Prompt —
Read the entries that follow and give each one again precisely.

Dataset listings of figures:
▶

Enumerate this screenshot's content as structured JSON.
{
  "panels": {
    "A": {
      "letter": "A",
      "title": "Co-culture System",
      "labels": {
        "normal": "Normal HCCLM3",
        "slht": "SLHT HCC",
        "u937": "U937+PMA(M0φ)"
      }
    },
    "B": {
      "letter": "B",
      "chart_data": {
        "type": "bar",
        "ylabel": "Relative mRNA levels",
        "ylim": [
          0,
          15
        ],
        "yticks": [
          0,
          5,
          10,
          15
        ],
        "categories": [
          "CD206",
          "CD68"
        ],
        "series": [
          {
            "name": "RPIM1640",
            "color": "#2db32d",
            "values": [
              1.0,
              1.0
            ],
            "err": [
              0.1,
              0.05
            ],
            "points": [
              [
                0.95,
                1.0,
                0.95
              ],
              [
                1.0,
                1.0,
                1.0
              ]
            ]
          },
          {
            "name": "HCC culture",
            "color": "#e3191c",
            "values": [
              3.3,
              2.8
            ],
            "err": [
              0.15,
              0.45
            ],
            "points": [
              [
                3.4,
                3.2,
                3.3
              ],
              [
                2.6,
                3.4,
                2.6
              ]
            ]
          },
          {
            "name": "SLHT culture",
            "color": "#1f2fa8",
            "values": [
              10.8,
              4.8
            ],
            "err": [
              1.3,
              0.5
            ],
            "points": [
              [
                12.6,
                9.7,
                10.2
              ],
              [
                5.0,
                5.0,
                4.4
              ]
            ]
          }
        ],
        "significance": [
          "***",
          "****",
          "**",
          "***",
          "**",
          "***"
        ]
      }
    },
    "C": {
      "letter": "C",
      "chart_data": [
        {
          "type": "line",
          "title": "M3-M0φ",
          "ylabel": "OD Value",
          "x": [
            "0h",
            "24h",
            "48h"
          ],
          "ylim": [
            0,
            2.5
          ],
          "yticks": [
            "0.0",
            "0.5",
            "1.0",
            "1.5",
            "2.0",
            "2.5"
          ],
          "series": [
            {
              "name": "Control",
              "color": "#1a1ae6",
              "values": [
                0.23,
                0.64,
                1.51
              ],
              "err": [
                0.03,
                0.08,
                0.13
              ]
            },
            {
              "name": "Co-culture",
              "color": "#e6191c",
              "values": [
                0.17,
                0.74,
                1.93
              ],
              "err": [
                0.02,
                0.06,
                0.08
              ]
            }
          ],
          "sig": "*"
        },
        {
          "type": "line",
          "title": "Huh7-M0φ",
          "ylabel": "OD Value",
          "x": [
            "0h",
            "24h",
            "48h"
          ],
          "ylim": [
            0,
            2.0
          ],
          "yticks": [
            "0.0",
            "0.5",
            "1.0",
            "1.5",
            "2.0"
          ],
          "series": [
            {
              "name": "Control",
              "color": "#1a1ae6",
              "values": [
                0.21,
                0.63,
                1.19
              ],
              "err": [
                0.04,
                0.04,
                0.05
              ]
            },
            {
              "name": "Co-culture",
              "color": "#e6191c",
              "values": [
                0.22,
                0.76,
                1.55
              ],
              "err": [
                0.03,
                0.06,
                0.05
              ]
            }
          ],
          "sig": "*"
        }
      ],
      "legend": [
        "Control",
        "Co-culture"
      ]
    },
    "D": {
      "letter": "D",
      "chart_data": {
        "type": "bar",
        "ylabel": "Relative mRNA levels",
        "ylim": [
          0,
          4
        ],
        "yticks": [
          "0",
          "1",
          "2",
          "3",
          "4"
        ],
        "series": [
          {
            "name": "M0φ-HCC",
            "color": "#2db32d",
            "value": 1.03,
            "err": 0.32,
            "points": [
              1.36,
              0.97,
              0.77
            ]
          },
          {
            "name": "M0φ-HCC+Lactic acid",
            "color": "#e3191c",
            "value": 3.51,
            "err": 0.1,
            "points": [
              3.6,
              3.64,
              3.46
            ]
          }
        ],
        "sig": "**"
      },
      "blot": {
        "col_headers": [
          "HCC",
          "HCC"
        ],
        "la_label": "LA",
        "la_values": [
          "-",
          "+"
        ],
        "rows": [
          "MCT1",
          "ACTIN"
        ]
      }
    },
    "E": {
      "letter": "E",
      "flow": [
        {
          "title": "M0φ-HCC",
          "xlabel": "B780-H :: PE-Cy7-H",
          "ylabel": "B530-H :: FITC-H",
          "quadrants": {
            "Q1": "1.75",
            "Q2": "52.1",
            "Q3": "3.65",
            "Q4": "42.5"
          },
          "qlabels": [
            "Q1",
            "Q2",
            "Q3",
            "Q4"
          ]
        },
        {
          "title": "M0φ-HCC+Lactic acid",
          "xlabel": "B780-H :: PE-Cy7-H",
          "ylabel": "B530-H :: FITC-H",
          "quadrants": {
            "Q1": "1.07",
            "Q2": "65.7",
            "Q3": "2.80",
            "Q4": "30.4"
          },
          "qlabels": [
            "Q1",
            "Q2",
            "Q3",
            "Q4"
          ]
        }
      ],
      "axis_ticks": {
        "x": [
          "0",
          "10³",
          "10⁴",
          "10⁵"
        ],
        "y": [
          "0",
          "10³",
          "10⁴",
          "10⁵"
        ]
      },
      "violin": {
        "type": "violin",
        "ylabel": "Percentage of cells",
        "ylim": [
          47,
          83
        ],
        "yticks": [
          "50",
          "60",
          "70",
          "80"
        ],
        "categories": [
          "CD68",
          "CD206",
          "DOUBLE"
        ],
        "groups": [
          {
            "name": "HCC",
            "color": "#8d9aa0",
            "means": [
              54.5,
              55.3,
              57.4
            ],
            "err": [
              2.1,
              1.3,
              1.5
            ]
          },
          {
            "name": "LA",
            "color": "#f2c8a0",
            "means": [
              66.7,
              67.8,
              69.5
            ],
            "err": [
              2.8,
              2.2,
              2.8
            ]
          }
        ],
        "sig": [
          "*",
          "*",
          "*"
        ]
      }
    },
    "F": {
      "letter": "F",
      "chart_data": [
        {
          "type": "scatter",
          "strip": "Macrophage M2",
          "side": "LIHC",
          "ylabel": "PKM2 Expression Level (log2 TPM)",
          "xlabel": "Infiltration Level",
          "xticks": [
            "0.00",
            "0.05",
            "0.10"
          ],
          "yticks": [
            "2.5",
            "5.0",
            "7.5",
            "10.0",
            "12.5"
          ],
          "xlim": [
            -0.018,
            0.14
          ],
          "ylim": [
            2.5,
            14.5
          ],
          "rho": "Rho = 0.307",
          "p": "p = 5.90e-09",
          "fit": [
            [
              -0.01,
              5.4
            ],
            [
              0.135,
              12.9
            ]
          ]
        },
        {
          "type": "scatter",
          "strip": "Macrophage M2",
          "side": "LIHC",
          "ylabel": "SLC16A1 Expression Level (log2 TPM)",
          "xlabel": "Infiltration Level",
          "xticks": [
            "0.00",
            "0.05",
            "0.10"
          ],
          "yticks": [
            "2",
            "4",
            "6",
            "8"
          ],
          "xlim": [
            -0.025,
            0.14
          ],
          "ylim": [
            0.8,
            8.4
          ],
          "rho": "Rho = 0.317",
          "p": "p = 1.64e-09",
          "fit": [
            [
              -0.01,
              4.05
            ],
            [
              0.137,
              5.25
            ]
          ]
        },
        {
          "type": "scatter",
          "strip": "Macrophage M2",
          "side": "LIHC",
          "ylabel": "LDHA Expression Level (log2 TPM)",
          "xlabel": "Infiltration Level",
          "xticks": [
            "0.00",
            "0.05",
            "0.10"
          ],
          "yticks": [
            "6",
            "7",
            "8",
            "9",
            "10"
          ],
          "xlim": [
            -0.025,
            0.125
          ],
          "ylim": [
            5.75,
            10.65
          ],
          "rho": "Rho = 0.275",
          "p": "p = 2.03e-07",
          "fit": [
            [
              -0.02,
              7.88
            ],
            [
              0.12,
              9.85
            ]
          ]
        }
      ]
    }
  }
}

◀

Response below —
Enumerate this screenshot's content as structured JSON.
{
  "panels": {
    "A": {
      "letter": "A",
      "title": "Co-culture System",
      "labels": {
        "normal": "Normal HCCLM3",
        "slht": "SLHT HCC",
        "u937": "U937+PMA(M0φ)"
      }
    },
    "B": {
      "letter": "B",
      "chart_data": {
        "type": "bar",
        "ylabel": "Relative mRNA levels",
        "ylim": [
          0,
          15
        ],
        "yticks": [
          0,
          5,
          10,
          15
        ],
        "categories": [
          "CD206",
          "CD68"
        ],
        "series": [
          {
            "name": "RPIM1640",
            "color": "#2db32d",
            "values": [
              1.0,
              1.0
            ],
            "err": [
              0.1,
              0.05
            ],
            "points": [
              [
                0.95,
                1.0,
                0.95
              ],
              [
                1.0,
                1.0,
                1.0
              ]
            ]
          },
          {
            "name": "HCC culture",
            "color": "#e3191c",
            "values": [
              3.3,
              2.8
            ],
            "err": [
              0.15,
              0.45
            ],
            "points": [
              [
                3.4,
                3.2,
                3.3
              ],
              [
                2.6,
                3.4,
                2.6
              ]
            ]
          },
          {
            "name": "SLHT culture",
            "color": "#1f2fa8",
            "values": [
              10.8,
              4.8
            ],
            "err": [
              1.3,
              0.5
            ],
            "points": [
              [
                12.6,
                9.7,
                10.2
              ],
              [
                5.0,
                5.0,
                4.4
              ]
            ]
          }
        ],
        "significance": [
          "***",
          "****",
          "**",
          "***",
          "**",
          "***"
        ]
      }
    },
    "C": {
      "letter": "C",
      "chart_data": [
        {
          "type": "line",
          "title": "M3-M0φ",
          "ylabel": "OD Value",
          "x": [
            "0h",
            "24h",
            "48h"
          ],
          "ylim": [
            0,
            2.5
          ],
          "yticks": [
            "0.0",
            "0.5",
            "1.0",
            "1.5",
            "2.0",
            "2.5"
          ],
          "series": [
            {
              "name": "Control",
              "color": "#1a1ae6",
              "values": [
                0.23,
                0.64,
                1.51
              ],
              "err": [
                0.03,
                0.08,
                0.13
              ]
            },
            {
              "name": "Co-culture",
              "color": "#e6191c",
              "values": [
                0.17,
                0.74,
                1.93
              ],
              "err": [
                0.02,
                0.06,
                0.08
              ]
            }
          ],
          "sig": "*"
        },
        {
          "type": "line",
          "title": "Huh7-M0φ",
          "ylabel": "OD Value",
          "x": [
            "0h",
            "24h",
            "48h"
          ],
          "ylim": [
            0,
            2.0
          ],
          "yticks": [
            "0.0",
            "0.5",
            "1.0",
            "1.5",
            "2.0"
          ],
          "series": [
            {
              "name": "Control",
              "color": "#1a1ae6",
              "values": [
                0.21,
                0.63,
                1.19
              ],
              "err": [
                0.04,
                0.04,
                0.05
              ]
            },
            {
              "name": "Co-culture",
              "color": "#e6191c",
              "values": [
                0.22,
                0.76,
                1.55
              ],
              "err": [
                0.03,
                0.06,
                0.05
              ]
            }
          ],
          "sig": "*"
        }
      ],
      "legend": [
        "Control",
        "Co-culture"
      ]
    },
    "D": {
      "letter": "D",
      "chart_data": {
        "type": "bar",
        "ylabel": "Relative mRNA levels",
        "ylim": [
          0,
          4
        ],
        "yticks": [
          "0",
          "1",
          "2",
          "3",
          "4"
        ],
        "series": [
          {
            "name": "M0φ-HCC",
            "color": "#2db32d",
            "value": 1.03,
            "err": 0.32,
            "points": [
              1.36,
              0.97,
              0.77
            ]
          },
          {
            "name": "M0φ-HCC+Lactic acid",
            "color": "#e3191c",
            "value": 3.51,
            "err": 0.1,
            "points": [
              3.6,
              3.64,
              3.46
            ]
          }
        ],
        "sig": "**"
      },
      "blot": {
        "col_headers": [
          "HCC",
          "HCC"
        ],
        "la_label": "LA",
        "la_values": [
          "-",
          "+"
        ],
        "rows": [
          "MCT1",
          "ACTIN"
        ]
      }
    },
    "E": {
      "letter": "E",
      "flow": [
        {
          "title": "M0φ-HCC",
          "xlabel": "B780-H :: PE-Cy7-H",
          "ylabel": "B530-H :: FITC-H",
          "quadrants": {
            "Q1": "1.75",
            "Q2": "52.1",
            "Q3": "3.65",
            "Q4": "42.5"
          },
          "qlabels": [
            "Q1",
            "Q2",
            "Q3",
            "Q4"
          ]
        },
        {
          "title": "M0φ-HCC+Lactic acid",
          "xlabel": "B780-H :: PE-Cy7-H",
          "ylabel": "B530-H :: FITC-H",
          "quadrants": {
            "Q1": "1.07",
            "Q2": "65.7",
            "Q3": "2.80",
            "Q4": "30.4"
          },
          "qlabels": [
            "Q1",
            "Q2",
            "Q3",
            "Q4"
          ]
        }
      ],
      "axis_ticks": {
        "x": [
          "0",
          "10³",
          "10⁴",
          "10⁵"
        ],
        "y": [
          "0",
          "10³",
          "10⁴",
          "10⁵"
        ]
      },
      "violin": {
        "type": "violin",
        "ylabel": "Percentage of cells",
        "ylim": [
          47,
          83
        ],
        "yticks": [
          "50",
          "60",
          "70",
          "80"
        ],
        "categories": [
          "CD68",
          "CD206",
          "DOUBLE"
        ],
        "groups": [
          {
            "name": "HCC",
            "color": "#8d9aa0",
            "means": [
              54.5,
              55.3,
              57.4
            ],
            "err": [
              2.1,
              1.3,
              1.5
            ]
          },
          {
            "name": "LA",
            "color": "#f2c8a0",
            "means": [
              66.7,
              67.8,
              69.5
            ],
            "err": [
              2.8,
              2.2,
              2.8
            ]
          }
        ],
        "sig": [
          "*",
          "*",
          "*"
        ]
      }
    },
    "F": {
      "letter": "F",
      "chart_data": [
        {
          "type": "scatter",
          "strip": "Macrophage M2",
          "side": "LIHC",
          "ylabel": "PKM2 Expression Level (log2 TPM)",
          "xlabel": "Infiltration Level",
          "xticks": [
            "0.00",
            "0.05",
            "0.10"
          ],
          "yticks": [
            "2.5",
            "5.0",
            "7.5",
            "10.0",
            "12.5"
          ],
          "xlim": [
            -0.018,
            0.14
          ],
          "ylim": [
            2.5,
            14.5
          ],
          "rho": "Rho = 0.307",
          "p": "p = 5.90e-09",
          "fit": [
            [
              -0.01,
              5.4
            ],
            [
              0.135,
              12.9
            ]
          ]
        },
        {
          "type": "scatter",
          "strip": "Macrophage M2",
          "side": "LIHC",
          "ylabel": "SLC16A1 Expression Level (log2 TPM)",
          "xlabel": "Infiltration Level",
          "xticks": [
            "0.00",
            "0.05",
            "0.10"
          ],
          "yticks": [
            "2",
            "4",
            "6",
            "8"
          ],
          "xlim": [
            -0.025,
            0.14
          ],
          "ylim": [
            0.8,
            8.4
          ],
          "rho": "Rho = 0.317",
          "p": "p = 1.64e-09",
          "fit": [
            [
              -0.01,
              4.05
            ],
            [
              0.137,
              5.25
            ]
          ]
        },
        {
          "type": "scatter",
          "strip": "Macrophage M2",
          "side": "LIHC",
          "ylabel": "LDHA Expression Level (log2 TPM)",
          "xlabel": "Infiltration Level",
          "xticks": [
            "0.00",
            "0.05",
            "0.10"
          ],
          "yticks": [
            "6",
            "7",
            "8",
            "9",
            "10"
          ],
          "xlim": [
            -0.025,
            0.125
          ],
          "ylim": [
            5.75,
            10.65
          ],
          "rho": "Rho = 0.275",
          "p": "p = 2.03e-07",
          "fit": [
            [
              -0.02,
              7.88
            ],
            [
              0.12,
              9.85
            ]
          ]
        }
      ]
    }
  }
}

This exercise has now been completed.